- **Written request**
Find every line in the records below that holds the word "Nalawade", and copy it out.

- **Data shown**
------------------------

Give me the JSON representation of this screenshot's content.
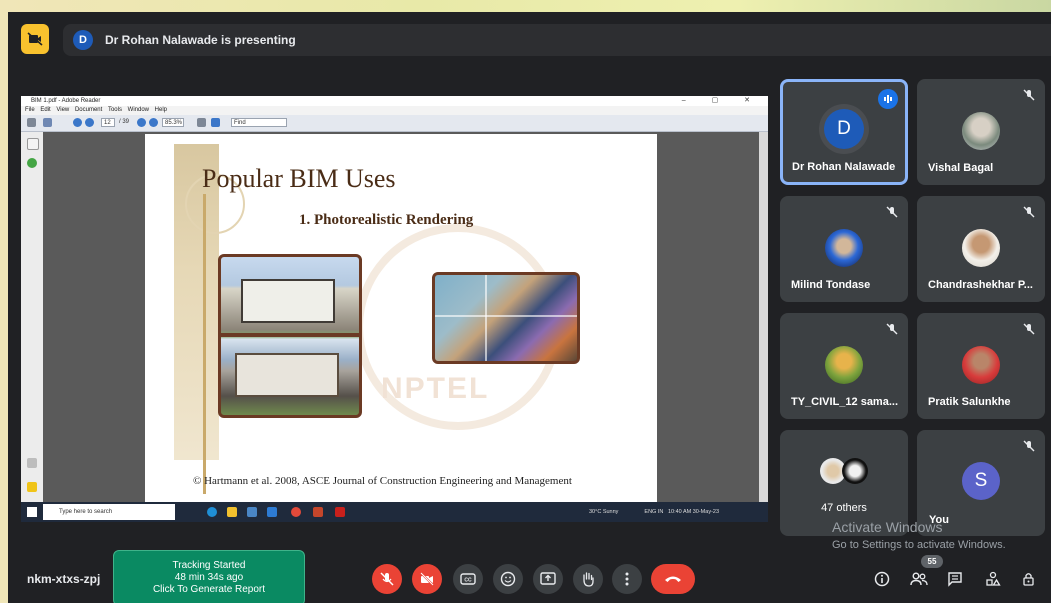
{
  "presenting": {
    "avatar_letter": "D",
    "text": "Dr Rohan Nalawade is presenting"
  },
  "shared_screen": {
    "window_title": "BIM 1.pdf - Adobe Reader",
    "menu": [
      "File",
      "Edit",
      "View",
      "Document",
      "Tools",
      "Window",
      "Help"
    ],
    "page_number": "12",
    "page_total": "/ 39",
    "zoom": "85.3%",
    "find_placeholder": "Find",
    "slide_title": "Popular BIM Uses",
    "slide_subtitle": "1. Photorealistic Rendering",
    "watermark_text": "NPTEL",
    "citation": "© Hartmann et al. 2008, ASCE Journal of Construction Engineering and Management",
    "taskbar": {
      "search_placeholder": "Type here to search",
      "weather": "30°C  Sunny",
      "lang": "ENG IN",
      "time": "10:40 AM",
      "date": "30-May-23"
    }
  },
  "participants": [
    {
      "name": "Dr Rohan Nalawade",
      "avatar": "D",
      "active_speaker": true
    },
    {
      "name": "Vishal Bagal",
      "avatar": "photo",
      "muted": true
    },
    {
      "name": "Milind Tondase",
      "avatar": "photo",
      "muted": true
    },
    {
      "name": "Chandrashekhar P...",
      "avatar": "photo",
      "muted": true
    },
    {
      "name": "TY_CIVIL_12 sama...",
      "avatar": "photo",
      "muted": true
    },
    {
      "name": "Pratik Salunkhe",
      "avatar": "photo",
      "muted": true
    },
    {
      "name": "47 others",
      "avatar": "stack"
    },
    {
      "name": "You",
      "avatar": "S",
      "muted": true
    }
  ],
  "activate_windows": {
    "title": "Activate Windows",
    "subtitle": "Go to Settings to activate Windows."
  },
  "bottom": {
    "meeting_code": "nkm-xtxs-zpj",
    "tracking_line1": "Tracking Started",
    "tracking_line2": "48 min 34s ago",
    "tracking_line3": "Click To Generate Report",
    "people_count": "55"
  },
  "colors": {
    "meet_bg": "#202124",
    "tile_bg": "#3c4043",
    "active_border": "#8ab4f8",
    "danger": "#ea4335",
    "tracking_green": "#0a8a62"
  }
}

------------------------

- **Response for this exercise**
    "text": "Dr Rohan Nalawade is presenting"
      "name": "Dr Rohan Nalawade",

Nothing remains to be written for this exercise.